**Excerpt provided**:

/---

J. & C.'s Movie Reviews

Our Notes on Movies Made Public

The Thief of Bagdad (1940)

Posted by J on September 14, 2008

No, this is not about Saddam Hussein.  The Thief of Bagdad is an early special effects fantasy, most of it ripped from the pages of the altered Arabian Nights.  You’ll see sultans riding horses that fly and deposed kings commanding genies and surfing the sky on flying carpets.  These fanciful stories came from the Persian tales in Arabian Nights — just as with Disney’s Aladdin — which were combined with the starker Arab tales to get the 1001 Nights that Brits and educated Americans knew by the the eighteenth century.

It’s ironic, then, that this is a tale about Bagdad and Basra, when so many of its narrative elements are Persian.  We lump Iran and Iraq in the “Axis of Evil” these days, but we forget they massacred each other in a long war in the 1980s.  But a big difference to people on that side of the world is no difference to us on this side of the world, where we are free to label all those places over there “Oriental” and call it a day.

They wouldn’t make a movie like this today.  Not while we’re occupying one-third of the Axis of Evil and antagonizing and being antagonized by another third of it.  The Thief of Bagdad is way too fanciful.  Instead, they’ll be making Three Kings and sentimental humanist tearjerkers about war and loss for at least another decade.  So enjoy what The Thief of Bagdad has to offer.

\---

**Material provided**:
/---

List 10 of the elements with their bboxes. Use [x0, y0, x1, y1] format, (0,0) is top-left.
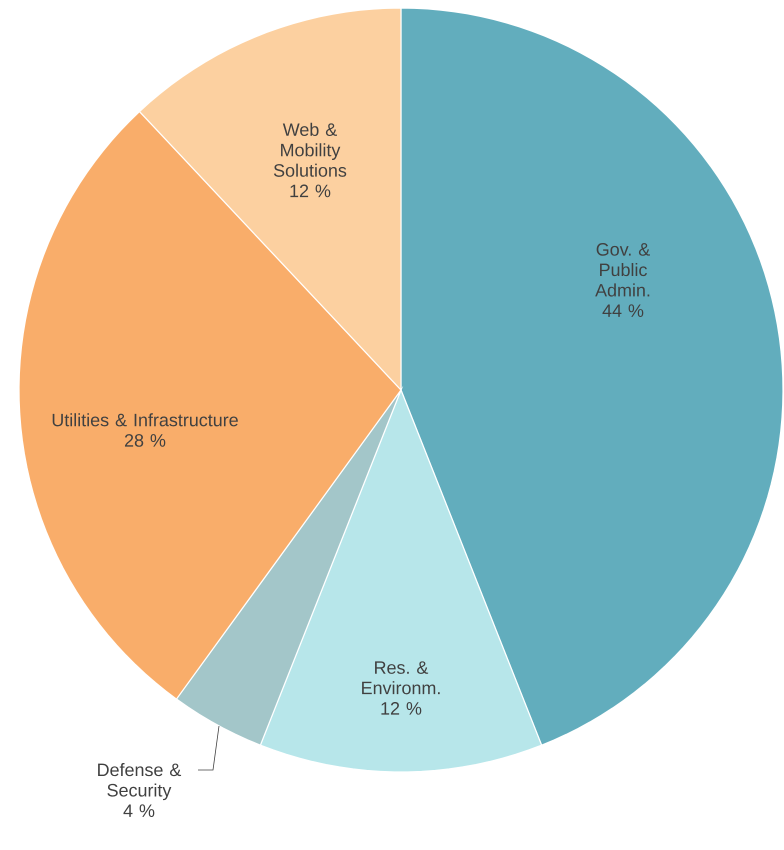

\---

**What needs to be done**: In the review of The Thief of Bagdad, write out again everything from "They wouldn’t make" down to "has to offer.", word for word.

**Full answer**:
They wouldn’t make a movie like this today.  Not while we’re occupying one-third of the Axis of Evil and antagonizing and being antagonized by another third of it.  The Thief of Bagdad is way too fanciful.  Instead, they’ll be making Three Kings and sentimental humanist tearjerkers about war and loss for at least another decade.  So enjoy what The Thief of Bagdad has to offer.